All entries are to be quoted exactly; the images stay out of the copy.

======== Data

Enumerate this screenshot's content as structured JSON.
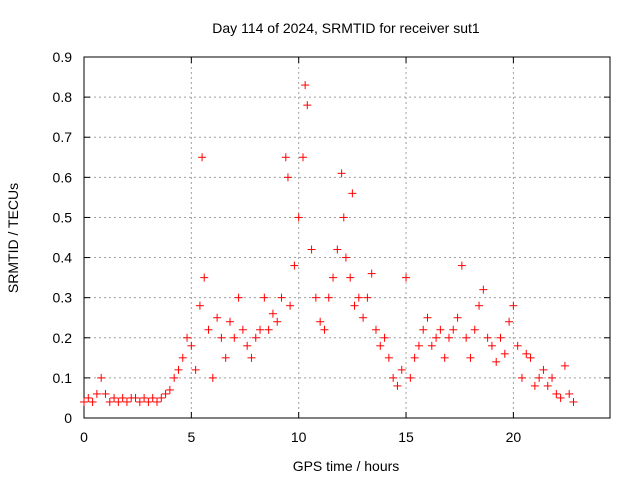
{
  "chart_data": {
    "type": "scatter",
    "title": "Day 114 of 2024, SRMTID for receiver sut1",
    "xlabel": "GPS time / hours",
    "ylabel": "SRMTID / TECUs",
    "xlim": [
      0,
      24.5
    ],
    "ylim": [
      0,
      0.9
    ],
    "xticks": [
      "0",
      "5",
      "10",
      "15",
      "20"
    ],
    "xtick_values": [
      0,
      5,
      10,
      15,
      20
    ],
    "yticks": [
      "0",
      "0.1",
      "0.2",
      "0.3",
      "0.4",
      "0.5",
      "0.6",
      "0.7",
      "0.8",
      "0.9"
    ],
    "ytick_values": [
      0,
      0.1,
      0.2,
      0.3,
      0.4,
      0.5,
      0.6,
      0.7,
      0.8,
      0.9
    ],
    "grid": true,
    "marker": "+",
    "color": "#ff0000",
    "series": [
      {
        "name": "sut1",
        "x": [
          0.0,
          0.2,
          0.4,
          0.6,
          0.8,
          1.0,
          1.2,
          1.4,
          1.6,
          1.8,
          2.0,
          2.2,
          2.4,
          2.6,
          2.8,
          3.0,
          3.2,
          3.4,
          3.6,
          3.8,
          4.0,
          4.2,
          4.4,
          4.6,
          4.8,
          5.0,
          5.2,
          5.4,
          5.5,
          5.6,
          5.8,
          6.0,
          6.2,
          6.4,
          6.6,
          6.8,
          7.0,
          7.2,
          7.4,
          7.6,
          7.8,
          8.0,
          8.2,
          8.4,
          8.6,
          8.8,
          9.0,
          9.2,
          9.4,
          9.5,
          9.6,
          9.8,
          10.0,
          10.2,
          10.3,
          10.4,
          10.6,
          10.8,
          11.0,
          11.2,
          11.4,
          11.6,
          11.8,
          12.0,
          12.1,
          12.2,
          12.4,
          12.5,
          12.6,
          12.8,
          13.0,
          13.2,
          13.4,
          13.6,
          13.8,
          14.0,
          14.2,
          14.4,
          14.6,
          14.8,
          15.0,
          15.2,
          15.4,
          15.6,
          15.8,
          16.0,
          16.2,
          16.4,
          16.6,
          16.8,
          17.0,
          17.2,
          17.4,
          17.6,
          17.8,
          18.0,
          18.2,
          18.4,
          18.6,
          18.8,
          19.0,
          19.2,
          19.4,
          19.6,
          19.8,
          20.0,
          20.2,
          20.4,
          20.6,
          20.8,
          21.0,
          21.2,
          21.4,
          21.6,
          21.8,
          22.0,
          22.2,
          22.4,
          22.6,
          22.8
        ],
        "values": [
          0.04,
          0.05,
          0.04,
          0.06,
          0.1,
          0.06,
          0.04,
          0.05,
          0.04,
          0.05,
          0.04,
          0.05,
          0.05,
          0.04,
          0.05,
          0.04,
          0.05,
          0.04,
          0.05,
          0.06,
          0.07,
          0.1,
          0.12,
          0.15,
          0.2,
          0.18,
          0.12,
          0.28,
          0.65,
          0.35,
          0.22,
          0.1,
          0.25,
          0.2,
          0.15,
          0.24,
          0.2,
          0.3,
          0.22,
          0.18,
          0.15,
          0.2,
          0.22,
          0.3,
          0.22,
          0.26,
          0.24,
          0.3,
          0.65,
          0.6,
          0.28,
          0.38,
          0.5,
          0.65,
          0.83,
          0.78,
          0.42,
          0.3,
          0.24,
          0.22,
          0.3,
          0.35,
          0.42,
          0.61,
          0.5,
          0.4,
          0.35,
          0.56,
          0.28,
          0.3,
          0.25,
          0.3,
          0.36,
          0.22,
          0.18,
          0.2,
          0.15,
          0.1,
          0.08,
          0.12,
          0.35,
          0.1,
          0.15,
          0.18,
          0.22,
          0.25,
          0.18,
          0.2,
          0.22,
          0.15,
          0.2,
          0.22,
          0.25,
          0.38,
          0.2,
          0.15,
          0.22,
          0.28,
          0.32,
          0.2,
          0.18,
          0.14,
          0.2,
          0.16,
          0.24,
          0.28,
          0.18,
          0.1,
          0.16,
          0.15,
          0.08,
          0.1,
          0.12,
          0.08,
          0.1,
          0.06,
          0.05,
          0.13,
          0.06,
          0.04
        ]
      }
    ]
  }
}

================

Result below:
Enumerate this screenshot's content as structured JSON.
{
  "chart_data": {
    "type": "scatter",
    "title": "Day 114 of 2024, SRMTID for receiver sut1",
    "xlabel": "GPS time / hours",
    "ylabel": "SRMTID / TECUs",
    "xlim": [
      0,
      24.5
    ],
    "ylim": [
      0,
      0.9
    ],
    "xticks": [
      "0",
      "5",
      "10",
      "15",
      "20"
    ],
    "xtick_values": [
      0,
      5,
      10,
      15,
      20
    ],
    "yticks": [
      "0",
      "0.1",
      "0.2",
      "0.3",
      "0.4",
      "0.5",
      "0.6",
      "0.7",
      "0.8",
      "0.9"
    ],
    "ytick_values": [
      0,
      0.1,
      0.2,
      0.3,
      0.4,
      0.5,
      0.6,
      0.7,
      0.8,
      0.9
    ],
    "grid": true,
    "marker": "+",
    "color": "#ff0000",
    "series": [
      {
        "name": "sut1",
        "x": [
          0.0,
          0.2,
          0.4,
          0.6,
          0.8,
          1.0,
          1.2,
          1.4,
          1.6,
          1.8,
          2.0,
          2.2,
          2.4,
          2.6,
          2.8,
          3.0,
          3.2,
          3.4,
          3.6,
          3.8,
          4.0,
          4.2,
          4.4,
          4.6,
          4.8,
          5.0,
          5.2,
          5.4,
          5.5,
          5.6,
          5.8,
          6.0,
          6.2,
          6.4,
          6.6,
          6.8,
          7.0,
          7.2,
          7.4,
          7.6,
          7.8,
          8.0,
          8.2,
          8.4,
          8.6,
          8.8,
          9.0,
          9.2,
          9.4,
          9.5,
          9.6,
          9.8,
          10.0,
          10.2,
          10.3,
          10.4,
          10.6,
          10.8,
          11.0,
          11.2,
          11.4,
          11.6,
          11.8,
          12.0,
          12.1,
          12.2,
          12.4,
          12.5,
          12.6,
          12.8,
          13.0,
          13.2,
          13.4,
          13.6,
          13.8,
          14.0,
          14.2,
          14.4,
          14.6,
          14.8,
          15.0,
          15.2,
          15.4,
          15.6,
          15.8,
          16.0,
          16.2,
          16.4,
          16.6,
          16.8,
          17.0,
          17.2,
          17.4,
          17.6,
          17.8,
          18.0,
          18.2,
          18.4,
          18.6,
          18.8,
          19.0,
          19.2,
          19.4,
          19.6,
          19.8,
          20.0,
          20.2,
          20.4,
          20.6,
          20.8,
          21.0,
          21.2,
          21.4,
          21.6,
          21.8,
          22.0,
          22.2,
          22.4,
          22.6,
          22.8
        ],
        "values": [
          0.04,
          0.05,
          0.04,
          0.06,
          0.1,
          0.06,
          0.04,
          0.05,
          0.04,
          0.05,
          0.04,
          0.05,
          0.05,
          0.04,
          0.05,
          0.04,
          0.05,
          0.04,
          0.05,
          0.06,
          0.07,
          0.1,
          0.12,
          0.15,
          0.2,
          0.18,
          0.12,
          0.28,
          0.65,
          0.35,
          0.22,
          0.1,
          0.25,
          0.2,
          0.15,
          0.24,
          0.2,
          0.3,
          0.22,
          0.18,
          0.15,
          0.2,
          0.22,
          0.3,
          0.22,
          0.26,
          0.24,
          0.3,
          0.65,
          0.6,
          0.28,
          0.38,
          0.5,
          0.65,
          0.83,
          0.78,
          0.42,
          0.3,
          0.24,
          0.22,
          0.3,
          0.35,
          0.42,
          0.61,
          0.5,
          0.4,
          0.35,
          0.56,
          0.28,
          0.3,
          0.25,
          0.3,
          0.36,
          0.22,
          0.18,
          0.2,
          0.15,
          0.1,
          0.08,
          0.12,
          0.35,
          0.1,
          0.15,
          0.18,
          0.22,
          0.25,
          0.18,
          0.2,
          0.22,
          0.15,
          0.2,
          0.22,
          0.25,
          0.38,
          0.2,
          0.15,
          0.22,
          0.28,
          0.32,
          0.2,
          0.18,
          0.14,
          0.2,
          0.16,
          0.24,
          0.28,
          0.18,
          0.1,
          0.16,
          0.15,
          0.08,
          0.1,
          0.12,
          0.08,
          0.1,
          0.06,
          0.05,
          0.13,
          0.06,
          0.04
        ]
      }
    ]
  }
}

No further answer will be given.